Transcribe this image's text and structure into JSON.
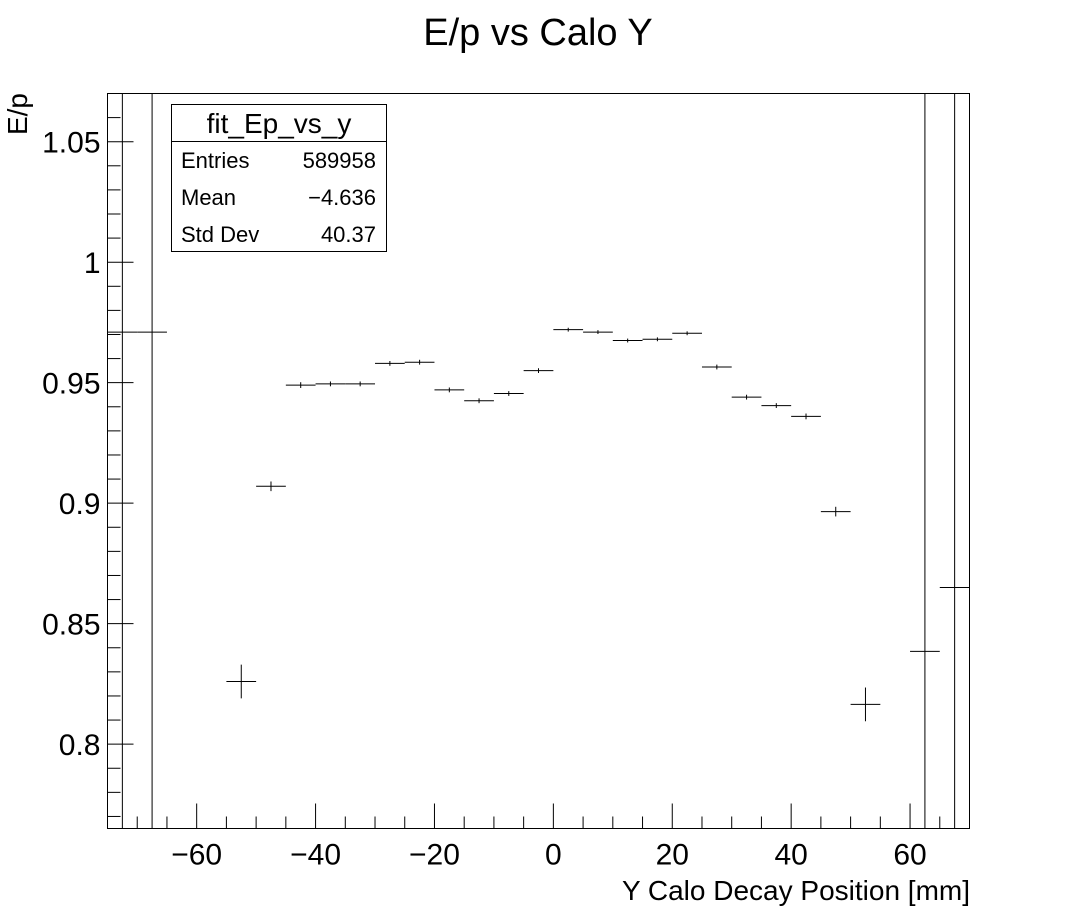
{
  "chart_data": {
    "type": "scatter",
    "title": "E/p vs Calo Y",
    "xlabel": "Y Calo Decay Position [mm]",
    "ylabel": "E/p",
    "xlim": [
      -75,
      70
    ],
    "ylim": [
      0.765,
      1.07
    ],
    "xticks": [
      -60,
      -40,
      -20,
      0,
      20,
      40,
      60
    ],
    "xtick_labels": [
      "−60",
      "−40",
      "−20",
      "0",
      "20",
      "40",
      "60"
    ],
    "yticks": [
      0.8,
      0.85,
      0.9,
      0.95,
      1,
      1.05
    ],
    "ytick_labels": [
      "0.8",
      "0.85",
      "0.9",
      "0.95",
      "1",
      "1.05"
    ],
    "grid": false,
    "series": [
      {
        "x": [
          -72.5,
          -67.5,
          -52.5,
          -47.5,
          -42.5,
          -37.5,
          -32.5,
          -27.5,
          -22.5,
          -17.5,
          -12.5,
          -7.5,
          -2.5,
          2.5,
          7.5,
          12.5,
          17.5,
          22.5,
          27.5,
          32.5,
          37.5,
          42.5,
          47.5,
          52.5,
          62.5,
          67.5
        ],
        "y": [
          0.971,
          0.971,
          0.826,
          0.907,
          0.949,
          0.9495,
          0.9495,
          0.958,
          0.9585,
          0.947,
          0.9425,
          0.9455,
          0.955,
          0.972,
          0.971,
          0.9675,
          0.968,
          0.9705,
          0.9565,
          0.944,
          0.9405,
          0.936,
          0.8965,
          0.8165,
          0.8385,
          0.865
        ],
        "y_err": [
          0.3,
          0.3,
          0.007,
          0.002,
          0.0012,
          0.001,
          0.001,
          0.001,
          0.001,
          0.001,
          0.001,
          0.001,
          0.001,
          0.0008,
          0.0008,
          0.0008,
          0.0008,
          0.0008,
          0.001,
          0.001,
          0.001,
          0.0012,
          0.002,
          0.007,
          0.3,
          0.3
        ],
        "x_err": 2.5
      }
    ]
  },
  "stats": {
    "name": "fit_Ep_vs_y",
    "rows": [
      {
        "label": "Entries",
        "value": "589958"
      },
      {
        "label": "Mean",
        "value": "−4.636"
      },
      {
        "label": "Std Dev",
        "value": "40.37"
      }
    ]
  }
}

What is being asked: Your task is to repeat the material above exactly, without its pictures.

Finished answer:
Transcribe this image's text and structure into JSON.
{
  "chart_data": {
    "type": "scatter",
    "title": "E/p vs Calo Y",
    "xlabel": "Y Calo Decay Position [mm]",
    "ylabel": "E/p",
    "xlim": [
      -75,
      70
    ],
    "ylim": [
      0.765,
      1.07
    ],
    "xticks": [
      -60,
      -40,
      -20,
      0,
      20,
      40,
      60
    ],
    "xtick_labels": [
      "−60",
      "−40",
      "−20",
      "0",
      "20",
      "40",
      "60"
    ],
    "yticks": [
      0.8,
      0.85,
      0.9,
      0.95,
      1,
      1.05
    ],
    "ytick_labels": [
      "0.8",
      "0.85",
      "0.9",
      "0.95",
      "1",
      "1.05"
    ],
    "grid": false,
    "series": [
      {
        "x": [
          -72.5,
          -67.5,
          -52.5,
          -47.5,
          -42.5,
          -37.5,
          -32.5,
          -27.5,
          -22.5,
          -17.5,
          -12.5,
          -7.5,
          -2.5,
          2.5,
          7.5,
          12.5,
          17.5,
          22.5,
          27.5,
          32.5,
          37.5,
          42.5,
          47.5,
          52.5,
          62.5,
          67.5
        ],
        "y": [
          0.971,
          0.971,
          0.826,
          0.907,
          0.949,
          0.9495,
          0.9495,
          0.958,
          0.9585,
          0.947,
          0.9425,
          0.9455,
          0.955,
          0.972,
          0.971,
          0.9675,
          0.968,
          0.9705,
          0.9565,
          0.944,
          0.9405,
          0.936,
          0.8965,
          0.8165,
          0.8385,
          0.865
        ],
        "y_err": [
          0.3,
          0.3,
          0.007,
          0.002,
          0.0012,
          0.001,
          0.001,
          0.001,
          0.001,
          0.001,
          0.001,
          0.001,
          0.001,
          0.0008,
          0.0008,
          0.0008,
          0.0008,
          0.0008,
          0.001,
          0.001,
          0.001,
          0.0012,
          0.002,
          0.007,
          0.3,
          0.3
        ],
        "x_err": 2.5
      }
    ]
  },
  "stats": {
    "name": "fit_Ep_vs_y",
    "rows": [
      {
        "label": "Entries",
        "value": "589958"
      },
      {
        "label": "Mean",
        "value": "−4.636"
      },
      {
        "label": "Std Dev",
        "value": "40.37"
      }
    ]
  }
}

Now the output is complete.